- _The request_
Read the material below and count the lines holding the string "letter". Give that count with nothing added.

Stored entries
::::::::
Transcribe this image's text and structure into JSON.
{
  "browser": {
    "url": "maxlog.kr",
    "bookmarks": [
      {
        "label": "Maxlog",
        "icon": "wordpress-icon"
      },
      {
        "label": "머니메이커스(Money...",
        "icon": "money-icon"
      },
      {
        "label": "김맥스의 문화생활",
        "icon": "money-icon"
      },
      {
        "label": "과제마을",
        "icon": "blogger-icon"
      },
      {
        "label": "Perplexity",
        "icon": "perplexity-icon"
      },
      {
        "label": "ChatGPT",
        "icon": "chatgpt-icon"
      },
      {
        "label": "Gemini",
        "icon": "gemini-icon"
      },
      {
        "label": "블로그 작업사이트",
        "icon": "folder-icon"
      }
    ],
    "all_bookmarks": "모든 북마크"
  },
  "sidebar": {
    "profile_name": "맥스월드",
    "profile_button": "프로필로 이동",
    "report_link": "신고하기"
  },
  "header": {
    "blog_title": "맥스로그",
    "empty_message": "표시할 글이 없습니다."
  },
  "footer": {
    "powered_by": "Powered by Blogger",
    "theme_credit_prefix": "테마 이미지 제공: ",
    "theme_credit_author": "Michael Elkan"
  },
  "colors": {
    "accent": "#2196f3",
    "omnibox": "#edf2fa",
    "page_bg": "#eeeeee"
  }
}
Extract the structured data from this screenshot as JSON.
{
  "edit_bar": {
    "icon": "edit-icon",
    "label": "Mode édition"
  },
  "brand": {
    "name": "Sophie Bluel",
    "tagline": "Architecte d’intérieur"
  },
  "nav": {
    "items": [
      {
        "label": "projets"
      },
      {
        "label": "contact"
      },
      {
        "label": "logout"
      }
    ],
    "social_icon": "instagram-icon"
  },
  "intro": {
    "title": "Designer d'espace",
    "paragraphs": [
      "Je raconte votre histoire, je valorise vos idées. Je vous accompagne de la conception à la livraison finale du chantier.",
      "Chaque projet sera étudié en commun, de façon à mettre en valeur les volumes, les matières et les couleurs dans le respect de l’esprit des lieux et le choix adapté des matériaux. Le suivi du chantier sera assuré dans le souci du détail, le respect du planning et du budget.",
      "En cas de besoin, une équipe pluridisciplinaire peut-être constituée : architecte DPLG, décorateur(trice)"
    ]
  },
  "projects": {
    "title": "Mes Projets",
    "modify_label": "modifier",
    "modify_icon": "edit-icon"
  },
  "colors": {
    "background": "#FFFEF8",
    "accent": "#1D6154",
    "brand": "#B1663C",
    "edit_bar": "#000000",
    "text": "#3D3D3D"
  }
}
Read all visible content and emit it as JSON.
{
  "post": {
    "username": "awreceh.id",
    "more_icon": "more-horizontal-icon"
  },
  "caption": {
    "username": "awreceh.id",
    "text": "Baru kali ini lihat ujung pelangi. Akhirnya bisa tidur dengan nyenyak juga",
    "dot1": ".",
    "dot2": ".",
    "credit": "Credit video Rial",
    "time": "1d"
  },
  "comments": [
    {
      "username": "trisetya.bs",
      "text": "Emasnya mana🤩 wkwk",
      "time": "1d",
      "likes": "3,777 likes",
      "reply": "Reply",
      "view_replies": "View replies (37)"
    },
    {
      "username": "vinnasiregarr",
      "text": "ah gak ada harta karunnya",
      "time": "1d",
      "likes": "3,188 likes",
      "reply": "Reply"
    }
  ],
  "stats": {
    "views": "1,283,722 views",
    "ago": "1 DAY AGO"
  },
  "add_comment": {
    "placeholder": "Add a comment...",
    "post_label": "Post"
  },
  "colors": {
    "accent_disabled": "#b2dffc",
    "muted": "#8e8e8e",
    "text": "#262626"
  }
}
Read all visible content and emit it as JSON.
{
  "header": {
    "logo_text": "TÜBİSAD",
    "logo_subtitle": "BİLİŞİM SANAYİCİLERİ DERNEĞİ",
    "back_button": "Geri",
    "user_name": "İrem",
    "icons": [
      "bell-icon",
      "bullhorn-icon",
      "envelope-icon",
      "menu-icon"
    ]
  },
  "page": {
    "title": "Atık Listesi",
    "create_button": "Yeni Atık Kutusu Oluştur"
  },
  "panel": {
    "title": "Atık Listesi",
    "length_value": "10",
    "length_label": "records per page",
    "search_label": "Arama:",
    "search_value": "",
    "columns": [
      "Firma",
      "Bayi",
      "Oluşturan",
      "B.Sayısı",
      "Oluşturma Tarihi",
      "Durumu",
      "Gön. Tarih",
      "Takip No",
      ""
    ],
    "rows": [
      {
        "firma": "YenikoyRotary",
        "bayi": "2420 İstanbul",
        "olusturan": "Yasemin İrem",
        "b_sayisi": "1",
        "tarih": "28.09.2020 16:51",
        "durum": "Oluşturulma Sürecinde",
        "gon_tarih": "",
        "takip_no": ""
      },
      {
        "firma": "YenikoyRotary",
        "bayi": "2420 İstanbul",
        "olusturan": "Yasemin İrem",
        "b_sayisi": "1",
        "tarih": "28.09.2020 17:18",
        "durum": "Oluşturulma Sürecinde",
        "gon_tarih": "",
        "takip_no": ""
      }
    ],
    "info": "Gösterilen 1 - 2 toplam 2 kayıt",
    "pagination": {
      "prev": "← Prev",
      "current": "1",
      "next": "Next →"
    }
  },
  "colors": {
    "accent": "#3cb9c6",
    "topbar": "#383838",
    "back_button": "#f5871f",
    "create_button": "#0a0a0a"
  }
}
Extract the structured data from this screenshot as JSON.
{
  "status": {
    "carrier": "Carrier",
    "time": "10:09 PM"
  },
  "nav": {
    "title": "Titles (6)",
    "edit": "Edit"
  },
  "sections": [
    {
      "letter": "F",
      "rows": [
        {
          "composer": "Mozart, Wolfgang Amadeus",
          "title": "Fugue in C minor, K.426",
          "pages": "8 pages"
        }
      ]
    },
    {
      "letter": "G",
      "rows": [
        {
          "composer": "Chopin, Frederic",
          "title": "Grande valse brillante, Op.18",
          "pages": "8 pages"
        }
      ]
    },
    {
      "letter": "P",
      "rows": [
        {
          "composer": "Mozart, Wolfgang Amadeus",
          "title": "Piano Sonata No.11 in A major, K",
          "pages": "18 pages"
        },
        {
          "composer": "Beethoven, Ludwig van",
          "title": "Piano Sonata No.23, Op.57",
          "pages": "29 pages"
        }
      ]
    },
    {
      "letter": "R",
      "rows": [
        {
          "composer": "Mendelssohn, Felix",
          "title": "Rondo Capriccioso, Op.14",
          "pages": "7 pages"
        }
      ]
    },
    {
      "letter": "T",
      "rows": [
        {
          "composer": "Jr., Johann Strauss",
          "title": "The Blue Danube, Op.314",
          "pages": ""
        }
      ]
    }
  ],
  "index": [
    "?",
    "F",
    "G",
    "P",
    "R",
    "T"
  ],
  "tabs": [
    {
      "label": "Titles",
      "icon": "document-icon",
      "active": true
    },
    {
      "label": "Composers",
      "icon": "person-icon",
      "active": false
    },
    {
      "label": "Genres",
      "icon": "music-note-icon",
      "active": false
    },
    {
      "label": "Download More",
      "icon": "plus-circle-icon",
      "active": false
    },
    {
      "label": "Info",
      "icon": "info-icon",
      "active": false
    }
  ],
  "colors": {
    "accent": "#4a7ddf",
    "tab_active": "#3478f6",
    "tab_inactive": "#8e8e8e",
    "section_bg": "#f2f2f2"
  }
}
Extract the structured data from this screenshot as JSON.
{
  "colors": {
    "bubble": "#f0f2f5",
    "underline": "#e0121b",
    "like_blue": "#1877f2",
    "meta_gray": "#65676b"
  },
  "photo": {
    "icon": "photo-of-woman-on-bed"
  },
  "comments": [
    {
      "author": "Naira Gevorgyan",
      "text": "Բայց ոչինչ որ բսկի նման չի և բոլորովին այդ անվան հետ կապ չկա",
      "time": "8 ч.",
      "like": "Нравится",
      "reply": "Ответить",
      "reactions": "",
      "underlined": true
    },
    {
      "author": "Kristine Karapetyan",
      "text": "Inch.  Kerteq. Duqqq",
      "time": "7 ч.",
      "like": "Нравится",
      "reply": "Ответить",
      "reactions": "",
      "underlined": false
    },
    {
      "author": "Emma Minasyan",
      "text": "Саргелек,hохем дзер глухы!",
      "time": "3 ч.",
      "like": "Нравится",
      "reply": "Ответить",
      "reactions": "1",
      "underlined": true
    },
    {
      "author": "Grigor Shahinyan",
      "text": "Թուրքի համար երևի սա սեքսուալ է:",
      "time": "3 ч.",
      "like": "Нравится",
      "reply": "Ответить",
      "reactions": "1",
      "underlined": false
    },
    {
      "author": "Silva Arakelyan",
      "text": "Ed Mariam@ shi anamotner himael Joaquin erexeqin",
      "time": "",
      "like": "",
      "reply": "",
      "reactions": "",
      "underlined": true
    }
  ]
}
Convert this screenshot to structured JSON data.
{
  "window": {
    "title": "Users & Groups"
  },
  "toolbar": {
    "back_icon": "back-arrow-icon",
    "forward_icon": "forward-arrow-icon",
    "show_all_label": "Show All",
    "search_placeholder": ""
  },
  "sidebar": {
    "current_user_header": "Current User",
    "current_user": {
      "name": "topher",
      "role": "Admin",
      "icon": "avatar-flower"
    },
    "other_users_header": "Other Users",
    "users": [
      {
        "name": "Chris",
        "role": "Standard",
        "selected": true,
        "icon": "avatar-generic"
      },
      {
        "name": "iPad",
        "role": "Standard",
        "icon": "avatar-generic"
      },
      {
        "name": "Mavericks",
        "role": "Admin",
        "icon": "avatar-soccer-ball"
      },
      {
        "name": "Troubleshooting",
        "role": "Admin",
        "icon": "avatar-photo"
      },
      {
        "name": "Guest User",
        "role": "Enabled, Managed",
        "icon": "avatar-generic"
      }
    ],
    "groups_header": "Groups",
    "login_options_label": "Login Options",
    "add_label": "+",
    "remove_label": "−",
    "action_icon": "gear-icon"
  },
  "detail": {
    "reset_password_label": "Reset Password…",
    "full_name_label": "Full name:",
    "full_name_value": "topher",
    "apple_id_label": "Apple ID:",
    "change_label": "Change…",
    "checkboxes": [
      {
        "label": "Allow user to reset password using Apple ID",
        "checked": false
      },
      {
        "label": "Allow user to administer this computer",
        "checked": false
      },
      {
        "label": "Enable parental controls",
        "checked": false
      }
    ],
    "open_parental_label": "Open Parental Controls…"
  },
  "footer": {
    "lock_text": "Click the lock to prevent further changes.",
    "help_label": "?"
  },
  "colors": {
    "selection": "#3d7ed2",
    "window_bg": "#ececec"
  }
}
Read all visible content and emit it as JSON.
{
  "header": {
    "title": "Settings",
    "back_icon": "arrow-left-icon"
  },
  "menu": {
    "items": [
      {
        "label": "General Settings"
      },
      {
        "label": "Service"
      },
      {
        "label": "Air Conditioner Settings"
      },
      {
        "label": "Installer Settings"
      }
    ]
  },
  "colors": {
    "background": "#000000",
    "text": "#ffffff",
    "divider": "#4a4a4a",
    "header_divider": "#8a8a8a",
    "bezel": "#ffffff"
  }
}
::::::::
- _Answer below_
5